▶ EXTRAIT À LIRE
Peter Singer, Sauver une vie. Agir maintenant pour éradiquer la pauvreté

Paris : Michel Lafon, 2009
Emilie Dardenne
Référence(s) :

Singer, Peter, Sauver une vie. Agir maintenant pour éradiquer la pauvreté, Paris : Michel Lafon, 2009

Texte intégral

1Peter Singer est un philosophe utilitariste de renommée internationale. Il est titulaire de la chaire de bioéthique à Princeton. Depuis une trentaine d’années il s’intéresse à des questions éthiques telles que le statut moral des animaux, la bioéthique, l’environnement, et la manière de lutter contre la pauvreté dans le monde. C’est à cette question qu’il consacre son dernier ouvrage, paru en France en 2009 : Sauver une vie. Agir maintenant pour éradiquer la pauvreté.

2Sauver une vie n’est pas un traité philosophique, c’est un ouvrage accessible à tous, qui se lit rapidement, et qui combine un grand nombre de chiffres en tous genres, d’exemples, d’anecdotes, de cas d’éthique pratique pour démontrer que, bien que nous ayons en tant que citoyens de pays riches les moyens d’éradiquer la pauvreté, différents mécanismes psychologiques, sociaux et moraux nous empêchent de partager nos revenus avec les plus démunis. Malgré l’absence de référence explicite à la philosophie utilitariste, on retrouve dans cet essai les cinq principes fondamentaux de la doctrine qui sous-tend le raisonnement de Singer : welfarisme, universalisme et impartialité, conséquentialisme, agrégation des intérêts individuels, et maximisation. Pourtant Singer se garde bien de théoriser, il signale d’ailleurs que de simples arguments philosophiques ne suffisent pas à faire modifier le mode de vie des gens du jour au lendemain.

3Ce livre résume trente ans de cheminement intellectuel de l’auteur sur les moyens de lutter contre la faim et la pauvreté dans le monde. Il répond à des questions telles que : « pourquoi donne-t-on ? », « pourquoi ne donne-t-on pas ? » et vise deux objectifs. D’abord il cherche à amener les lecteurs à réfléchir à leurs obligations envers les plus démunis, ensuite il tente de les persuader de donner plus. Le but serait de viser 5 % du revenu d’un occidental moyen.

4Sauver une vie comporte quatre chapitres. Le premier aborde les arguments pour et contre le don ; le deuxième évoque la nature humaine, les mécanismes qui empêchent la culture du partage, et la manière de les enrayer afin que cette culture puisse se développer ; le troisième est consacré à des aspects concrets de l’aide humanitaire : le « coût » d’une vie humaine, l’efficacité des organisations caritatives ; enfin le dernier chapitre de l’ouvrage propose un nouvel idéal de partage.

▶ ÉNONCÉ
Reproduisez fidèlement le passage du compte rendu qui débute par « 1Peter Singer est » et s'achève par « éradiquer la pauvreté. ». Seul le compte rendu sert de référence.

▶ LISTE DES DONNÉES
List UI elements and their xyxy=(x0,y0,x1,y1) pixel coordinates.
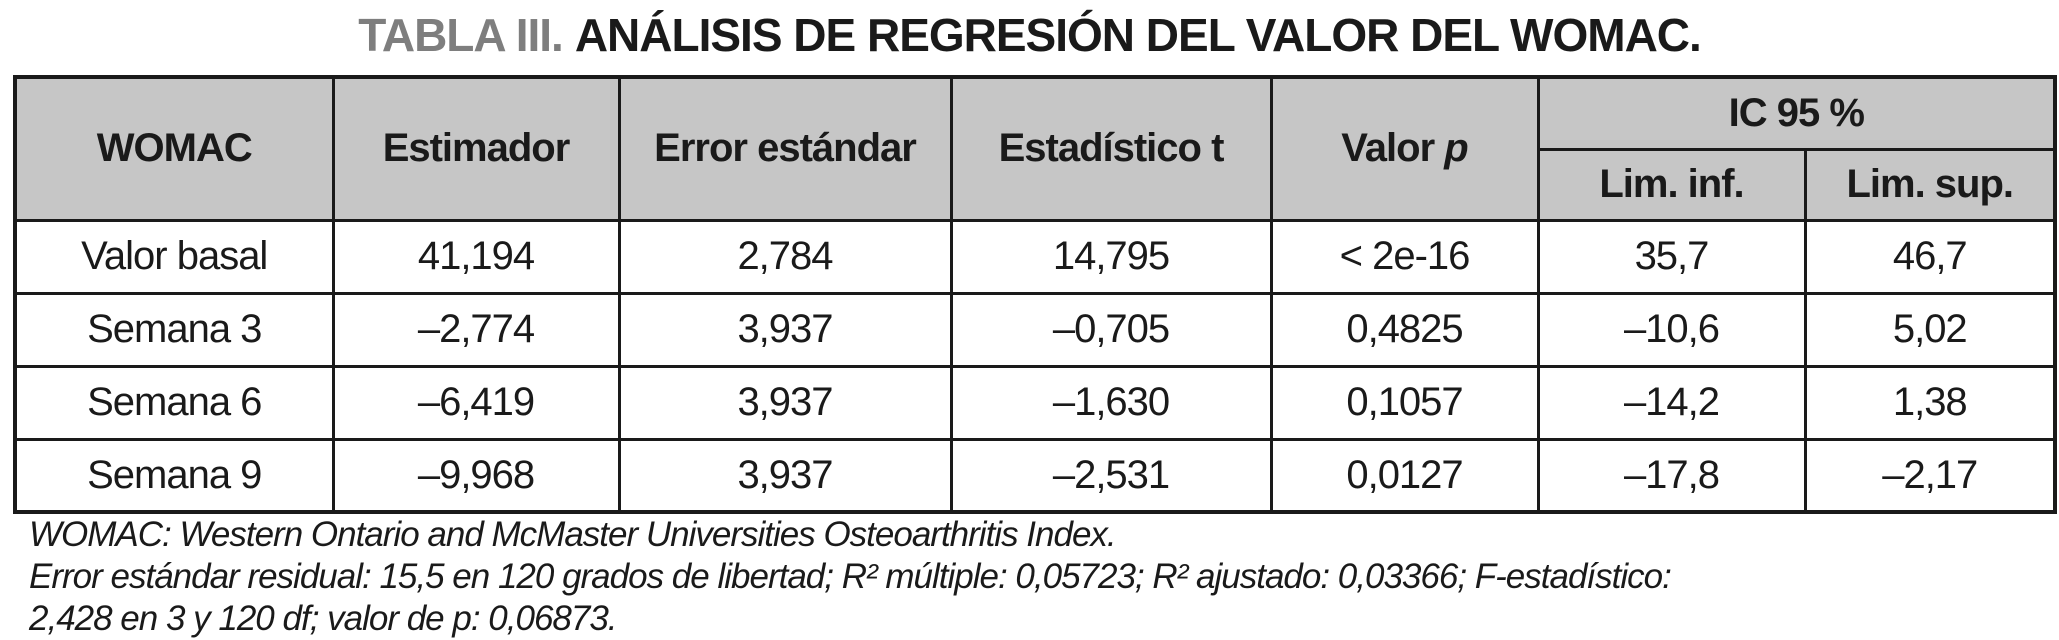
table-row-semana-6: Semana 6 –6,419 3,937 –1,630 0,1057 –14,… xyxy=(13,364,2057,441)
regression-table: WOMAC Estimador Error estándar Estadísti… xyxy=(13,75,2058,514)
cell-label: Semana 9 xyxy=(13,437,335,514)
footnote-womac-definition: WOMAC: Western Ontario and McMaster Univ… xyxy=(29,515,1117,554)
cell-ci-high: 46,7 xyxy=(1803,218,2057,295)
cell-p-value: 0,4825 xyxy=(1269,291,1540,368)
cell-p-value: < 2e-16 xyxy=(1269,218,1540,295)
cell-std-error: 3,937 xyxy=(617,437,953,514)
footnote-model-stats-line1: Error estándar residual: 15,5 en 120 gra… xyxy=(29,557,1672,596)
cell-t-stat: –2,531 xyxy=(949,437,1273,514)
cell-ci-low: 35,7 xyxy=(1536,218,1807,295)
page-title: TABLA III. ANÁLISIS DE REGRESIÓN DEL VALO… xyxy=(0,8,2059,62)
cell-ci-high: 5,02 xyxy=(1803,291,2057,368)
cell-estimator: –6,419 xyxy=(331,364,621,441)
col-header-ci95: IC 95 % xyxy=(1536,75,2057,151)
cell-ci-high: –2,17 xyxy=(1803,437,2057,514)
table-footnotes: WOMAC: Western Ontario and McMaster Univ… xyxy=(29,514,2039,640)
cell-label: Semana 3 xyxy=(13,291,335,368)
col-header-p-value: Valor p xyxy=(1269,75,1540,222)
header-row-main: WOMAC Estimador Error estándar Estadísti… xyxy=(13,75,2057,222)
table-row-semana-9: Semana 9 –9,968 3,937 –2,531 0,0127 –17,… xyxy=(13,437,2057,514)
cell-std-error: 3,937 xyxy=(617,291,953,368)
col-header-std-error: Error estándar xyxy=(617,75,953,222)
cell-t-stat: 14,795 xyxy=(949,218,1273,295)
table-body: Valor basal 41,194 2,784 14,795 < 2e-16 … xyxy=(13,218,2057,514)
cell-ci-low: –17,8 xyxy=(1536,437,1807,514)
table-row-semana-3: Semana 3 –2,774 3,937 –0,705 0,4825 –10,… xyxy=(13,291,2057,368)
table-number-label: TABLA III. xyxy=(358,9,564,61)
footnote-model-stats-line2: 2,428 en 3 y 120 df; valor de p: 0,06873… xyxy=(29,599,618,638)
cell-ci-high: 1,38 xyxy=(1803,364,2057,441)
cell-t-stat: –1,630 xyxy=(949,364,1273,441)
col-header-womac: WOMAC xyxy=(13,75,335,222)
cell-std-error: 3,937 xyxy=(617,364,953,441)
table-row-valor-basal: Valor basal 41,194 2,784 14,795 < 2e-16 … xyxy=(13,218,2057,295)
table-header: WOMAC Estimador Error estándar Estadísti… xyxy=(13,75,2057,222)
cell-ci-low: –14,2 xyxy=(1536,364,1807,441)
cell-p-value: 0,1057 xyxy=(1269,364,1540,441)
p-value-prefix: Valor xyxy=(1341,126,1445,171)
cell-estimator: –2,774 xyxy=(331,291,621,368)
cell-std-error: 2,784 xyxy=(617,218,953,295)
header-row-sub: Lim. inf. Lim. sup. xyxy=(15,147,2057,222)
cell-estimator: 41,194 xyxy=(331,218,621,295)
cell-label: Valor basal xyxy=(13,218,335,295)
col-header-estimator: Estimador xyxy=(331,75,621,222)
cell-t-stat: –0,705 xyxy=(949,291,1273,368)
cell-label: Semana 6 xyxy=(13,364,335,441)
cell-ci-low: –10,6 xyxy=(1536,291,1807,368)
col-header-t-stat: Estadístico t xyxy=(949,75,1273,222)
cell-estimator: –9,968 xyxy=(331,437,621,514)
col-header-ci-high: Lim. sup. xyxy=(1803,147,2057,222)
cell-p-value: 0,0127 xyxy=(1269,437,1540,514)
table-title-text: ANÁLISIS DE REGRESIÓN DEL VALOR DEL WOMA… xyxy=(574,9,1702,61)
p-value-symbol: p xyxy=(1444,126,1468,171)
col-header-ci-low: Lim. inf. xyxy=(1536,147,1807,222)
* * *
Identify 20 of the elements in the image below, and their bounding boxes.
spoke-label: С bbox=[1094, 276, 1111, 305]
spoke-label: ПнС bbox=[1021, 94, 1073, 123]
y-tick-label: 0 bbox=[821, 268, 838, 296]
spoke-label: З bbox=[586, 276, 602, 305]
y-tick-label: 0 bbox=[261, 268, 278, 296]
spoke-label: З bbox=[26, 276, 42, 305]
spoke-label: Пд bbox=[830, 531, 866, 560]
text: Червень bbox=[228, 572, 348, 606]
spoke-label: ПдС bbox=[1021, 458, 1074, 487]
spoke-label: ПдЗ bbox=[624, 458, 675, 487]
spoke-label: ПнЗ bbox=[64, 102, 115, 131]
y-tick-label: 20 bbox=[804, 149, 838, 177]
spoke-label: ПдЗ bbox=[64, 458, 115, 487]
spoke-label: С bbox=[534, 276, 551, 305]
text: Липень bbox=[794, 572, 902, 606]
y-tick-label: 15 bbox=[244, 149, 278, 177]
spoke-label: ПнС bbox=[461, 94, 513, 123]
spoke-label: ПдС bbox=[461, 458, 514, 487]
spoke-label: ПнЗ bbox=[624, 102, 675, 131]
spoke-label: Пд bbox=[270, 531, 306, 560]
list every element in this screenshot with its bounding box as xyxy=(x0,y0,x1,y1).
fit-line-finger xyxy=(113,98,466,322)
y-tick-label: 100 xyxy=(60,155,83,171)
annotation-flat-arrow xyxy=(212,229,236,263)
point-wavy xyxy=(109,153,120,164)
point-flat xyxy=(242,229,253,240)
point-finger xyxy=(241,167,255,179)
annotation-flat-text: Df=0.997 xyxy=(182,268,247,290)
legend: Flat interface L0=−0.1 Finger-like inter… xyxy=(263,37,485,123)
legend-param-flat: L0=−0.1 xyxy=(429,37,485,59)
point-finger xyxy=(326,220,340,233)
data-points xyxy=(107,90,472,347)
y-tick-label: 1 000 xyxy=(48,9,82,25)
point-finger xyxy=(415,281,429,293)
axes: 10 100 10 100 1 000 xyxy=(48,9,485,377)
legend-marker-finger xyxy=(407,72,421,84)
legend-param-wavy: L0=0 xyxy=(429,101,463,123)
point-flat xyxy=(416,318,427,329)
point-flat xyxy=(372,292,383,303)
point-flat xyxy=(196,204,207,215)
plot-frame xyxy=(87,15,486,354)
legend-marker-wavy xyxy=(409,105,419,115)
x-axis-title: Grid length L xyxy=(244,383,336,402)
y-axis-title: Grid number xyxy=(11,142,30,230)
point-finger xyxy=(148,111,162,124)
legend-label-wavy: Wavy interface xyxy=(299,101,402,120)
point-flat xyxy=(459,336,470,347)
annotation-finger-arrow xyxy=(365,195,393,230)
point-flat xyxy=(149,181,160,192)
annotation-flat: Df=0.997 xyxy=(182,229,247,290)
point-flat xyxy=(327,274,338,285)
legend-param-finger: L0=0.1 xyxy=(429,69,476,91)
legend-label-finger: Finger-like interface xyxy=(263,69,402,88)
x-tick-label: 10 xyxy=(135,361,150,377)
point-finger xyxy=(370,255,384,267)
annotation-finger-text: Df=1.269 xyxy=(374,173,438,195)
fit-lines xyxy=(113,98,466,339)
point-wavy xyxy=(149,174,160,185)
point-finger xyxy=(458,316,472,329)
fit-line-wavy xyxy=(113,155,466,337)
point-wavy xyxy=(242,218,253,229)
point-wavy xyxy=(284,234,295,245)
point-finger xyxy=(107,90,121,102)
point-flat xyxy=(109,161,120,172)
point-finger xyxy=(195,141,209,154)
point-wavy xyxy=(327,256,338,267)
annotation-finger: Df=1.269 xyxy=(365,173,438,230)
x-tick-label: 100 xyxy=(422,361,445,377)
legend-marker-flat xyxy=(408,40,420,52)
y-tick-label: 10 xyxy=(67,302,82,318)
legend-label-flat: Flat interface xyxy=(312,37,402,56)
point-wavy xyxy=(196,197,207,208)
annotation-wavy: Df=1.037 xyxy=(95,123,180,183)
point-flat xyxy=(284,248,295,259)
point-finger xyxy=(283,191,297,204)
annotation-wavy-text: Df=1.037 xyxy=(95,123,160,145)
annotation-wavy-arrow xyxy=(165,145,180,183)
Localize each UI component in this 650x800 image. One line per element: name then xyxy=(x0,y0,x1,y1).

▶ CORRIGÉ
1Peter Singer est un philosophe utilitariste de renommée internationale. Il est titulaire de la chaire de bioéthique à Princeton. Depuis une trentaine d’années il s’intéresse à des questions éthiques telles que le statut moral des animaux, la bioéthique, l’environnement, et la manière de lutter contre la pauvreté dans le monde. C’est à cette question qu’il consacre son dernier ouvrage, paru en France en 2009 : Sauver une vie. Agir maintenant pour éradiquer la pauvreté.